What to work on.
Using the listing beneath this task, count the lines with the word "Foreign" and write only the result.
********
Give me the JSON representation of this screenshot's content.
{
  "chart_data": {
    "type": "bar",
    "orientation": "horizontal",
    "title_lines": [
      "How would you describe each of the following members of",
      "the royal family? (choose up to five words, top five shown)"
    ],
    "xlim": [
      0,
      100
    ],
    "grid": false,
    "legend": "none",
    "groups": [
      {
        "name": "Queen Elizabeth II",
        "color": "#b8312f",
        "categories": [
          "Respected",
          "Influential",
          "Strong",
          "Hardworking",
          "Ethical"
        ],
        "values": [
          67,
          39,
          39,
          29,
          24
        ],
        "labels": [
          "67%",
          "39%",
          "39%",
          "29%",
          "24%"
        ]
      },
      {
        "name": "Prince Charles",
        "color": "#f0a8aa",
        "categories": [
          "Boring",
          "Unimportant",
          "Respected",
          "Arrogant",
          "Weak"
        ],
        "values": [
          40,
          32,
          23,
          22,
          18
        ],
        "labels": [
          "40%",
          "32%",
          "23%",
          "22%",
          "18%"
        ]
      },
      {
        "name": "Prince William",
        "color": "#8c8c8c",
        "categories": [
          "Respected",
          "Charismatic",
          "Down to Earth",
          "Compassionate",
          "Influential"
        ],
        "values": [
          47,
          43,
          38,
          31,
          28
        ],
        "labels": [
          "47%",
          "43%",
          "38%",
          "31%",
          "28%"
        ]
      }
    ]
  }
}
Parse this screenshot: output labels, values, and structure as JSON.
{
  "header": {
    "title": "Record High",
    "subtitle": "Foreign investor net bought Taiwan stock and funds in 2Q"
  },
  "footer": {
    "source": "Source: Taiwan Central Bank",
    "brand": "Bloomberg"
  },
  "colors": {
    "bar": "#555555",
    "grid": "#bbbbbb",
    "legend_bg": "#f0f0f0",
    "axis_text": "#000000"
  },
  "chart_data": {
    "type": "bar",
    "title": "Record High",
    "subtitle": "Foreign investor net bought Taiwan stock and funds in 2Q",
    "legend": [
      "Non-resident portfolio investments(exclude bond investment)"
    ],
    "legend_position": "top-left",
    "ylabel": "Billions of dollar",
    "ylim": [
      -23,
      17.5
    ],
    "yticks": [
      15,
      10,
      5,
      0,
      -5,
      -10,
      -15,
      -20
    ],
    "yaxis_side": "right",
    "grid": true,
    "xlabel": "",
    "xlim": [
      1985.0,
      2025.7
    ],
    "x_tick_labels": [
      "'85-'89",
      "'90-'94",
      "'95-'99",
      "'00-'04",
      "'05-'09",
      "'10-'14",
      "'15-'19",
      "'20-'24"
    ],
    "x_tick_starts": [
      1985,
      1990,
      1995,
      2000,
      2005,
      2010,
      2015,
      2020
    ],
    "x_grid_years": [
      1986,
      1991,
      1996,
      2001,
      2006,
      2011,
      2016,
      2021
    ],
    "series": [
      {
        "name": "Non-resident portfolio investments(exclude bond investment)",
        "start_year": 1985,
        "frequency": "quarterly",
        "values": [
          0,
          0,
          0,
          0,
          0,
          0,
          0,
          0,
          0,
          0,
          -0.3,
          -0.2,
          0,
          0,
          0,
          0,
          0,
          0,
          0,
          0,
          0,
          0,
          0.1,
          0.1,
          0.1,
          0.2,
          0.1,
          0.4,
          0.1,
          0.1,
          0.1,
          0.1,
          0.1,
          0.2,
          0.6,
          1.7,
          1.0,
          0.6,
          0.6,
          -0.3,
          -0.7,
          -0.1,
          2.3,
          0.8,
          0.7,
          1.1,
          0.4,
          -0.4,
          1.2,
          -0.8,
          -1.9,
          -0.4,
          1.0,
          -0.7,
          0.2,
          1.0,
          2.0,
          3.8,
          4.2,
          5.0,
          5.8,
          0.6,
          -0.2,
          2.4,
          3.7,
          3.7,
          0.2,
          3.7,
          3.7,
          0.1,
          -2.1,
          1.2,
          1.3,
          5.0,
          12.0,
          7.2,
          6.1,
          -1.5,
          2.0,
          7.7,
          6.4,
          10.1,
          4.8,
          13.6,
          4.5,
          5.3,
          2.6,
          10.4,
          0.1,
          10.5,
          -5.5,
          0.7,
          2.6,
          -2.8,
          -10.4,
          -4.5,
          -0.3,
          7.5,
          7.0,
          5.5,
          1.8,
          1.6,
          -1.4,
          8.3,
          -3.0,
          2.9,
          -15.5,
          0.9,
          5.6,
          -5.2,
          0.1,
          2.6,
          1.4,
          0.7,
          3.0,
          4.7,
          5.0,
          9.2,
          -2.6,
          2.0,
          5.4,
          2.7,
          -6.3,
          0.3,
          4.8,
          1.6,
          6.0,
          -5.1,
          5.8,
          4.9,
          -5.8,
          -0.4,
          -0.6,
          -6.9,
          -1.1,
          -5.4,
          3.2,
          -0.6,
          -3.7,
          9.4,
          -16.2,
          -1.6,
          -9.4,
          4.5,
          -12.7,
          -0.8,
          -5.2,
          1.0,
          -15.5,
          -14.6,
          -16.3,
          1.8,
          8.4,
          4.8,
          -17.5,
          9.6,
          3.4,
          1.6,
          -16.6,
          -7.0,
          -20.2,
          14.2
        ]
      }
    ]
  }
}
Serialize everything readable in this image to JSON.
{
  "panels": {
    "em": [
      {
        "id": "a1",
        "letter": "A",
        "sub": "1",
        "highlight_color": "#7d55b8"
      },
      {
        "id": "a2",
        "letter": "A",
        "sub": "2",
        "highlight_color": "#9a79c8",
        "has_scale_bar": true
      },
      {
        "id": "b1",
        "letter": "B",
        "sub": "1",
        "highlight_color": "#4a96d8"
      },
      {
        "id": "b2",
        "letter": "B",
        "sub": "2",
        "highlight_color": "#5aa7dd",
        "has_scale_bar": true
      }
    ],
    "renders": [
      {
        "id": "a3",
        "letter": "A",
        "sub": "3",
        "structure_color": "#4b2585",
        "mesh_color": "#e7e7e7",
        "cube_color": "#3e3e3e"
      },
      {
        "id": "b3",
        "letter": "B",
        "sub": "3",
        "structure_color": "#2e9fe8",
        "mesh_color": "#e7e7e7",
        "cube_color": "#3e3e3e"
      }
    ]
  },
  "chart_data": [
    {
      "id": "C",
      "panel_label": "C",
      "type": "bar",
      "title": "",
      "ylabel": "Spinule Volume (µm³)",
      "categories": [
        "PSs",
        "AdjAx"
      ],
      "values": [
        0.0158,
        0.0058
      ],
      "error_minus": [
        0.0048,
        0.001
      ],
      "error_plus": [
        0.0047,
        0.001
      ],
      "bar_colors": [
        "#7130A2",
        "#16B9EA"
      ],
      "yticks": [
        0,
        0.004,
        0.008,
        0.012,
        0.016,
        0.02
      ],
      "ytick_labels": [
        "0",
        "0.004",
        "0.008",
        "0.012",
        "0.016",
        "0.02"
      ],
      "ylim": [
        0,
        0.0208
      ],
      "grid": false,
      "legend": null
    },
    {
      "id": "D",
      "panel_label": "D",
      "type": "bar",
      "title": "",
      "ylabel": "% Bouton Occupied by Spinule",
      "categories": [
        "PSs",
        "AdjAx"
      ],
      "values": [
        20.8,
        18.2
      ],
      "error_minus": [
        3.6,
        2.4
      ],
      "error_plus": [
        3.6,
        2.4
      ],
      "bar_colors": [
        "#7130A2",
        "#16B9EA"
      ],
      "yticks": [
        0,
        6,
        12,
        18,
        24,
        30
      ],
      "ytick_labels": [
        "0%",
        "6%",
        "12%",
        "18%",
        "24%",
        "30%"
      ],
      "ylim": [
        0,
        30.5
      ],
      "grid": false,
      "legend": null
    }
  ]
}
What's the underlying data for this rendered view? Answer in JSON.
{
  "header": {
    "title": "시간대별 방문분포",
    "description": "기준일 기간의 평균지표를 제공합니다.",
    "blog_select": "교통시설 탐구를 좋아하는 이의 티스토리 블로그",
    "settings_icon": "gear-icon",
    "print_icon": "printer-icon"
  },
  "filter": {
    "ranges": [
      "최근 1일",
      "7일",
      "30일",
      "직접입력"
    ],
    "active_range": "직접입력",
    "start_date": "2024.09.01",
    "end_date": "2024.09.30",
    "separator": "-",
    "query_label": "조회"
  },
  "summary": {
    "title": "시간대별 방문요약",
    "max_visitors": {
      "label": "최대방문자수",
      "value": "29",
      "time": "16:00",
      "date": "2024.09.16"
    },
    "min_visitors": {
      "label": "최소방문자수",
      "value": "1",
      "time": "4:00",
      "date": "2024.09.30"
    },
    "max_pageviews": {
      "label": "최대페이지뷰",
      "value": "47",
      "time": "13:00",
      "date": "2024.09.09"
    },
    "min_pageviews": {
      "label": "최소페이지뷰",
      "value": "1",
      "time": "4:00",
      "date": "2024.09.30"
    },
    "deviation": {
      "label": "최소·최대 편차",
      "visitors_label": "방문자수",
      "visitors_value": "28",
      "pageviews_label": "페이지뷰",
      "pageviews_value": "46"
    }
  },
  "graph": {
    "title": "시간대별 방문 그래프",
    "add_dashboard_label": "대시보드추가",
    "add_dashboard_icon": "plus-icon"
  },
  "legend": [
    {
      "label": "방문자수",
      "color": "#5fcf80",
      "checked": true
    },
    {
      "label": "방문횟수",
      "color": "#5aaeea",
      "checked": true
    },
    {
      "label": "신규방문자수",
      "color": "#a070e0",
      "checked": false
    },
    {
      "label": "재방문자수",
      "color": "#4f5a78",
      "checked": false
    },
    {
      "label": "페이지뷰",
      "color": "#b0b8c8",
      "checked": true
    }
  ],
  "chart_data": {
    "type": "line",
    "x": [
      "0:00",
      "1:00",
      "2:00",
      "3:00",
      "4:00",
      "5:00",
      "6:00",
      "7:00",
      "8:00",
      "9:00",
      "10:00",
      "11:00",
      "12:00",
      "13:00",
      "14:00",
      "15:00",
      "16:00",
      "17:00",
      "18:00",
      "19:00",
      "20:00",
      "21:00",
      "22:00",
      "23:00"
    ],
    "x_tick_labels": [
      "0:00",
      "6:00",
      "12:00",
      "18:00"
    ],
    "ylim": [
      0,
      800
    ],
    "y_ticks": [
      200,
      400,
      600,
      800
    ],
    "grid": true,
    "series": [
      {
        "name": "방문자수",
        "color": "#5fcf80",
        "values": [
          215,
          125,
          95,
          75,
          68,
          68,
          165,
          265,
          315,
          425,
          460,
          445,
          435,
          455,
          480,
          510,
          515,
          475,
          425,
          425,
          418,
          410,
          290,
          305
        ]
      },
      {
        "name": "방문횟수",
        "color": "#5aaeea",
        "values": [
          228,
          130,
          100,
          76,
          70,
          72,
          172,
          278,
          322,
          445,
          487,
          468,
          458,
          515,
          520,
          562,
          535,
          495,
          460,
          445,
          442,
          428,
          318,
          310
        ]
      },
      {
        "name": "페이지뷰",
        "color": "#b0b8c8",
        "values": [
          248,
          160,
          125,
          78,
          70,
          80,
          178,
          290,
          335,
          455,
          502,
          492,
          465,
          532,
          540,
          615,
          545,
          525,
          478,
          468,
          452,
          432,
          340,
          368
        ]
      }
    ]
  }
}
********
Reply to the exercise.
2